● **To do**
Track down the lines that contain "келіңдер" and copy them.

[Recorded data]
|---|

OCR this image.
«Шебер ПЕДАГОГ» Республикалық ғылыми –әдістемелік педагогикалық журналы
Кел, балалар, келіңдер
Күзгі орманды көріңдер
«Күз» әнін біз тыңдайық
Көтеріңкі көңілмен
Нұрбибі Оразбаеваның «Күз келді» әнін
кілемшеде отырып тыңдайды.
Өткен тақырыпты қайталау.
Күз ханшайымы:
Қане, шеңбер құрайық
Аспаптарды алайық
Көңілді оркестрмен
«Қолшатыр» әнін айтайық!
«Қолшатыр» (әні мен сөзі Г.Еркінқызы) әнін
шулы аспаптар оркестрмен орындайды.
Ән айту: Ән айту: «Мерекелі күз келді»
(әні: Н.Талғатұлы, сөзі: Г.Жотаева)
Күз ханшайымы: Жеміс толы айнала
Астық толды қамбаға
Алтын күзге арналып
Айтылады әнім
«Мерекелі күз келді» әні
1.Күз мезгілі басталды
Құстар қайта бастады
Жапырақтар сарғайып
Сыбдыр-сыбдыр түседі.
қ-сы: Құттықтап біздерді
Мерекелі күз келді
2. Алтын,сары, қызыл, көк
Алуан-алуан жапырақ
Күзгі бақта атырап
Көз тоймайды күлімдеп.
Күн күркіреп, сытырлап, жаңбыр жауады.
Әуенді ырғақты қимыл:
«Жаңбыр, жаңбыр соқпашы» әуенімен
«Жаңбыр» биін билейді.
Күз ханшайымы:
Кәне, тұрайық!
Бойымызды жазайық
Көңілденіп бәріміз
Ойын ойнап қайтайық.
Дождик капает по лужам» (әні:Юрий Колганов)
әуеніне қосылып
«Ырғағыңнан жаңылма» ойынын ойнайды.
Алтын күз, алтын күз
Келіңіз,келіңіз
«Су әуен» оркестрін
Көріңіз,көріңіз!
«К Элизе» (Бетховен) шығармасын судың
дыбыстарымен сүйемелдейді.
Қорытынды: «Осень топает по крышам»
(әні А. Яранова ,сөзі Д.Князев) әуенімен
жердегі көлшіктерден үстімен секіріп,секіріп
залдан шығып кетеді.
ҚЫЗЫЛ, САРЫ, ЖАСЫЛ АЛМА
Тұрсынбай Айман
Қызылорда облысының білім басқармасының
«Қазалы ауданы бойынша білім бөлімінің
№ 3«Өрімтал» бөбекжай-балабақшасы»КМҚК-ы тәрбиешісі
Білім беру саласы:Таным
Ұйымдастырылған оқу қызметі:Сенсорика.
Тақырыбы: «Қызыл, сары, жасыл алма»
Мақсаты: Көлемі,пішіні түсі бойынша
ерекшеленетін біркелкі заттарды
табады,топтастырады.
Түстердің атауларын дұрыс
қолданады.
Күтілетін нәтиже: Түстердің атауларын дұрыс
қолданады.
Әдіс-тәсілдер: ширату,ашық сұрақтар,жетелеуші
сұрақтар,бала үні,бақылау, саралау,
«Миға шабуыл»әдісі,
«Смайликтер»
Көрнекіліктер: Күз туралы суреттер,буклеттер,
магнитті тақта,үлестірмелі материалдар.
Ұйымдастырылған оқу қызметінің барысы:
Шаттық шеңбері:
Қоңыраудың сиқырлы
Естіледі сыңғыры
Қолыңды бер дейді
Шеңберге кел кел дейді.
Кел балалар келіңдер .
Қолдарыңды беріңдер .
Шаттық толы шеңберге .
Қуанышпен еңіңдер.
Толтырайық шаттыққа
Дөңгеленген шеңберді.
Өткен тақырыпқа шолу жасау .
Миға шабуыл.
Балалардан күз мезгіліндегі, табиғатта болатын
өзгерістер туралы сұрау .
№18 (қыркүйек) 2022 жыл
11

|---|

● **Answer to this task**
Кел, балалар, келіңдер
Кел балалар келіңдер .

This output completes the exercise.